## EXERCISE AIM
Produce the listing below again, exactly as shown.

## DATA SECTION
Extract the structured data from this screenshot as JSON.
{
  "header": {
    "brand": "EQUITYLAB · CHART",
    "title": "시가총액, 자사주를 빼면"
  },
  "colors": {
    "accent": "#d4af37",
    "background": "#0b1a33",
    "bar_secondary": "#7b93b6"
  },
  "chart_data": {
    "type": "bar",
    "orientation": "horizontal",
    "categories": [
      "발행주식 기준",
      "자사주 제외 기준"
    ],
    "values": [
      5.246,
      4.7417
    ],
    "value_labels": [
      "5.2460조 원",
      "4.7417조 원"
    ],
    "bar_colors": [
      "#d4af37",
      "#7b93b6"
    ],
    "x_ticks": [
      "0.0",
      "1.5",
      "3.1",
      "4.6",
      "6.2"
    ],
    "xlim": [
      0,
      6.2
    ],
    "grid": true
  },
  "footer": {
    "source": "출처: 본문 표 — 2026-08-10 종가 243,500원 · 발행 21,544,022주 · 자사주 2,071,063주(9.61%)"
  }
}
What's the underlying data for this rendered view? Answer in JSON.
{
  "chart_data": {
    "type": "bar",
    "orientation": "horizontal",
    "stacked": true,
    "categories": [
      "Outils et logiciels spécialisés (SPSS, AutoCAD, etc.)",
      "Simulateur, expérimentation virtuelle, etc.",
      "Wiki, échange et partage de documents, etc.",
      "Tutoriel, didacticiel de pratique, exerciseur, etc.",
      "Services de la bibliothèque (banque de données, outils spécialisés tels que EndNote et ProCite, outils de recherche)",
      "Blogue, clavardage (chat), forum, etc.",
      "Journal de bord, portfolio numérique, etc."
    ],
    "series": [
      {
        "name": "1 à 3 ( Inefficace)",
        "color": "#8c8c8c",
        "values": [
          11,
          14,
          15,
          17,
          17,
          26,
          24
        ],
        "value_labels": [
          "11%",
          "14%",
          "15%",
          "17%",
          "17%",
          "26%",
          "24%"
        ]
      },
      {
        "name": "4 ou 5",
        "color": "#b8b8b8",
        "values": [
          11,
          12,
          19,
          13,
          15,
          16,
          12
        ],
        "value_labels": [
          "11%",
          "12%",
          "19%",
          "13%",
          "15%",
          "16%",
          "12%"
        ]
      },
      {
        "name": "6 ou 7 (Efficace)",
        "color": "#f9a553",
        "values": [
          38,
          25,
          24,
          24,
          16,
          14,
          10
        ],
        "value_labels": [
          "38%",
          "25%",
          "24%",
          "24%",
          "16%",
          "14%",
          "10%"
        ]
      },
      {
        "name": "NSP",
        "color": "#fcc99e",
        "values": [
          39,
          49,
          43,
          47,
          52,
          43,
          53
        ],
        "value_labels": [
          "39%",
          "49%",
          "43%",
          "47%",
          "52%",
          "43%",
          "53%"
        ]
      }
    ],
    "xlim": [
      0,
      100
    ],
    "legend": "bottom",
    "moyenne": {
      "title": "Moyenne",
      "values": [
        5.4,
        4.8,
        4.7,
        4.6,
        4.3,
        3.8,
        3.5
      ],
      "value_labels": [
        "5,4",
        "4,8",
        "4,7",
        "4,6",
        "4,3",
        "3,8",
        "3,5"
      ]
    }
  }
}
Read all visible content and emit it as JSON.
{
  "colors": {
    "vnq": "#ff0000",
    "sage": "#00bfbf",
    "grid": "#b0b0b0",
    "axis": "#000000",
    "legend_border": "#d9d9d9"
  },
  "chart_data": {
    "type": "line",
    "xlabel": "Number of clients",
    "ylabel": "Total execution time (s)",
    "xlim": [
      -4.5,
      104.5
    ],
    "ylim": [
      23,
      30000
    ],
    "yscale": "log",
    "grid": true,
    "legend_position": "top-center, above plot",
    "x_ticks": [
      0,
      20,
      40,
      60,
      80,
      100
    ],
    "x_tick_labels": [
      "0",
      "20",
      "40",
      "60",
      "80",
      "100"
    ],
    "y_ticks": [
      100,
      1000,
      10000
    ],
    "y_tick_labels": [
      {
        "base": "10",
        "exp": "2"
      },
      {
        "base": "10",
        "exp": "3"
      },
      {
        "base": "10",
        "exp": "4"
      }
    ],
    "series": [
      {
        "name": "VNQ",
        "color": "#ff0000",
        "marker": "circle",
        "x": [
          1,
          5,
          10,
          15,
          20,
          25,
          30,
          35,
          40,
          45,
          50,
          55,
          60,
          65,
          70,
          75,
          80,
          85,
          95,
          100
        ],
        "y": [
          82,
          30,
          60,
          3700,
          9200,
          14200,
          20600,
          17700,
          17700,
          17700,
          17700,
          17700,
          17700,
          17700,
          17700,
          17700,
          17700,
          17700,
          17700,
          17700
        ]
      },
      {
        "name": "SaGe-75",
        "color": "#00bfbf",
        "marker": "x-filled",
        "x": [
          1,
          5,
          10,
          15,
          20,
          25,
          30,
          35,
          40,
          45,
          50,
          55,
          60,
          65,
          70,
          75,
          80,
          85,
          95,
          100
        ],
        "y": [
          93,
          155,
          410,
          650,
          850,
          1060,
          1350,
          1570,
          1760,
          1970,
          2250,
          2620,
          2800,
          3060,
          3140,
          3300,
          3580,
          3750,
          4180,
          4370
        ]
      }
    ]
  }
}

## FULL SOLUTION
Extract the structured data from this screenshot as JSON.
{
  "header": {
    "brand": "EQUITYLAB · CHART",
    "title": "시가총액, 자사주를 빼면"
  },
  "colors": {
    "accent": "#d4af37",
    "background": "#0b1a33",
    "bar_secondary": "#7b93b6"
  },
  "chart_data": {
    "type": "bar",
    "orientation": "horizontal",
    "categories": [
      "발행주식 기준",
      "자사주 제외 기준"
    ],
    "values": [
      5.246,
      4.7417
    ],
    "value_labels": [
      "5.2460조 원",
      "4.7417조 원"
    ],
    "bar_colors": [
      "#d4af37",
      "#7b93b6"
    ],
    "x_ticks": [
      "0.0",
      "1.5",
      "3.1",
      "4.6",
      "6.2"
    ],
    "xlim": [
      0,
      6.2
    ],
    "grid": true
  },
  "footer": {
    "source": "출처: 본문 표 — 2026-08-10 종가 243,500원 · 발행 21,544,022주 · 자사주 2,071,063주(9.61%)"
  }
}
What's the underlying data for this rendered view? Answer in JSON.
{
  "chart_data": {
    "type": "bar",
    "orientation": "horizontal",
    "stacked": true,
    "categories": [
      "Outils et logiciels spécialisés (SPSS, AutoCAD, etc.)",
      "Simulateur, expérimentation virtuelle, etc.",
      "Wiki, échange et partage de documents, etc.",
      "Tutoriel, didacticiel de pratique, exerciseur, etc.",
      "Services de la bibliothèque (banque de données, outils spécialisés tels que EndNote et ProCite, outils de recherche)",
      "Blogue, clavardage (chat), forum, etc.",
      "Journal de bord, portfolio numérique, etc."
    ],
    "series": [
      {
        "name": "1 à 3 ( Inefficace)",
        "color": "#8c8c8c",
        "values": [
          11,
          14,
          15,
          17,
          17,
          26,
          24
        ],
        "value_labels": [
          "11%",
          "14%",
          "15%",
          "17%",
          "17%",
          "26%",
          "24%"
        ]
      },
      {
        "name": "4 ou 5",
        "color": "#b8b8b8",
        "values": [
          11,
          12,
          19,
          13,
          15,
          16,
          12
        ],
        "value_labels": [
          "11%",
          "12%",
          "19%",
          "13%",
          "15%",
          "16%",
          "12%"
        ]
      },
      {
        "name": "6 ou 7 (Efficace)",
        "color": "#f9a553",
        "values": [
          38,
          25,
          24,
          24,
          16,
          14,
          10
        ],
        "value_labels": [
          "38%",
          "25%",
          "24%",
          "24%",
          "16%",
          "14%",
          "10%"
        ]
      },
      {
        "name": "NSP",
        "color": "#fcc99e",
        "values": [
          39,
          49,
          43,
          47,
          52,
          43,
          53
        ],
        "value_labels": [
          "39%",
          "49%",
          "43%",
          "47%",
          "52%",
          "43%",
          "53%"
        ]
      }
    ],
    "xlim": [
      0,
      100
    ],
    "legend": "bottom",
    "moyenne": {
      "title": "Moyenne",
      "values": [
        5.4,
        4.8,
        4.7,
        4.6,
        4.3,
        3.8,
        3.5
      ],
      "value_labels": [
        "5,4",
        "4,8",
        "4,7",
        "4,6",
        "4,3",
        "3,8",
        "3,5"
      ]
    }
  }
}
Read all visible content and emit it as JSON.
{
  "colors": {
    "vnq": "#ff0000",
    "sage": "#00bfbf",
    "grid": "#b0b0b0",
    "axis": "#000000",
    "legend_border": "#d9d9d9"
  },
  "chart_data": {
    "type": "line",
    "xlabel": "Number of clients",
    "ylabel": "Total execution time (s)",
    "xlim": [
      -4.5,
      104.5
    ],
    "ylim": [
      23,
      30000
    ],
    "yscale": "log",
    "grid": true,
    "legend_position": "top-center, above plot",
    "x_ticks": [
      0,
      20,
      40,
      60,
      80,
      100
    ],
    "x_tick_labels": [
      "0",
      "20",
      "40",
      "60",
      "80",
      "100"
    ],
    "y_ticks": [
      100,
      1000,
      10000
    ],
    "y_tick_labels": [
      {
        "base": "10",
        "exp": "2"
      },
      {
        "base": "10",
        "exp": "3"
      },
      {
        "base": "10",
        "exp": "4"
      }
    ],
    "series": [
      {
        "name": "VNQ",
        "color": "#ff0000",
        "marker": "circle",
        "x": [
          1,
          5,
          10,
          15,
          20,
          25,
          30,
          35,
          40,
          45,
          50,
          55,
          60,
          65,
          70,
          75,
          80,
          85,
          95,
          100
        ],
        "y": [
          82,
          30,
          60,
          3700,
          9200,
          14200,
          20600,
          17700,
          17700,
          17700,
          17700,
          17700,
          17700,
          17700,
          17700,
          17700,
          17700,
          17700,
          17700,
          17700
        ]
      },
      {
        "name": "SaGe-75",
        "color": "#00bfbf",
        "marker": "x-filled",
        "x": [
          1,
          5,
          10,
          15,
          20,
          25,
          30,
          35,
          40,
          45,
          50,
          55,
          60,
          65,
          70,
          75,
          80,
          85,
          95,
          100
        ],
        "y": [
          93,
          155,
          410,
          650,
          850,
          1060,
          1350,
          1570,
          1760,
          1970,
          2250,
          2620,
          2800,
          3060,
          3140,
          3300,
          3580,
          3750,
          4180,
          4370
        ]
      }
    ]
  }
}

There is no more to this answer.